PROBLEM TO WORK ON
Print all the entries verbatim.

Records
— BEGIN —

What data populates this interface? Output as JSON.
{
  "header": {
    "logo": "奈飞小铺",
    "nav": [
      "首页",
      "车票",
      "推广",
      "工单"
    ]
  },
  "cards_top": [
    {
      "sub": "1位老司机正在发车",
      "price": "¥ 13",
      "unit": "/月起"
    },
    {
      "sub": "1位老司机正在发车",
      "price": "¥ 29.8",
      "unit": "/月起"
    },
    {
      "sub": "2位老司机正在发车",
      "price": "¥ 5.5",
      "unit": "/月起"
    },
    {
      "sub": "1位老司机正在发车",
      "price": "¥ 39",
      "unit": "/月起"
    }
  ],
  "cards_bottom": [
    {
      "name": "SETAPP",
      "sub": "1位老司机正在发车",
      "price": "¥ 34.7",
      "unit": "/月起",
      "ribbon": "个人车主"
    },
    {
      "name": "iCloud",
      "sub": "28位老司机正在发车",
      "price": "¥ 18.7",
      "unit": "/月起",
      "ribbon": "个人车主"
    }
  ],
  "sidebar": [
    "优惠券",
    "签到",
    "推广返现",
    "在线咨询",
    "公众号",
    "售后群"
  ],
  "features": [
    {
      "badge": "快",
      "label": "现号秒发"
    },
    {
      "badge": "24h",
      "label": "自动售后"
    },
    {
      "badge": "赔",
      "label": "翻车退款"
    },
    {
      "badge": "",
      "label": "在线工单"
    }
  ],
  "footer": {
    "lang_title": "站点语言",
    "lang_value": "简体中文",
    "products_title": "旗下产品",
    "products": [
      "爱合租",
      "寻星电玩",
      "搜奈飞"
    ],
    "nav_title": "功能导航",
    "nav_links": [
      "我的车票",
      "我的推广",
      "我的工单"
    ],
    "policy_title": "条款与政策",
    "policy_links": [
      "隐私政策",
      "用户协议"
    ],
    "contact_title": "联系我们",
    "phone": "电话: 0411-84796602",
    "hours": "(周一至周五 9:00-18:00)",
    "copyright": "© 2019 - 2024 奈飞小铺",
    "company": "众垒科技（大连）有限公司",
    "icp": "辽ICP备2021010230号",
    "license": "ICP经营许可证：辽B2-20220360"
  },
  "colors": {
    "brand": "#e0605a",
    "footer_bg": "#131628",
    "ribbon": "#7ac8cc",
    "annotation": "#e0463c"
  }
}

— END —

EXERCISE RESULT
What data populates this interface? Output as JSON.
{
  "header": {
    "logo": "奈飞小铺",
    "nav": [
      "首页",
      "车票",
      "推广",
      "工单"
    ]
  },
  "cards_top": [
    {
      "sub": "1位老司机正在发车",
      "price": "¥ 13",
      "unit": "/月起"
    },
    {
      "sub": "1位老司机正在发车",
      "price": "¥ 29.8",
      "unit": "/月起"
    },
    {
      "sub": "2位老司机正在发车",
      "price": "¥ 5.5",
      "unit": "/月起"
    },
    {
      "sub": "1位老司机正在发车",
      "price": "¥ 39",
      "unit": "/月起"
    }
  ],
  "cards_bottom": [
    {
      "name": "SETAPP",
      "sub": "1位老司机正在发车",
      "price": "¥ 34.7",
      "unit": "/月起",
      "ribbon": "个人车主"
    },
    {
      "name": "iCloud",
      "sub": "28位老司机正在发车",
      "price": "¥ 18.7",
      "unit": "/月起",
      "ribbon": "个人车主"
    }
  ],
  "sidebar": [
    "优惠券",
    "签到",
    "推广返现",
    "在线咨询",
    "公众号",
    "售后群"
  ],
  "features": [
    {
      "badge": "快",
      "label": "现号秒发"
    },
    {
      "badge": "24h",
      "label": "自动售后"
    },
    {
      "badge": "赔",
      "label": "翻车退款"
    },
    {
      "badge": "",
      "label": "在线工单"
    }
  ],
  "footer": {
    "lang_title": "站点语言",
    "lang_value": "简体中文",
    "products_title": "旗下产品",
    "products": [
      "爱合租",
      "寻星电玩",
      "搜奈飞"
    ],
    "nav_title": "功能导航",
    "nav_links": [
      "我的车票",
      "我的推广",
      "我的工单"
    ],
    "policy_title": "条款与政策",
    "policy_links": [
      "隐私政策",
      "用户协议"
    ],
    "contact_title": "联系我们",
    "phone": "电话: 0411-84796602",
    "hours": "(周一至周五 9:00-18:00)",
    "copyright": "© 2019 - 2024 奈飞小铺",
    "company": "众垒科技（大连）有限公司",
    "icp": "辽ICP备2021010230号",
    "license": "ICP经营许可证：辽B2-20220360"
  },
  "colors": {
    "brand": "#e0605a",
    "footer_bg": "#131628",
    "ribbon": "#7ac8cc",
    "annotation": "#e0463c"
  }
}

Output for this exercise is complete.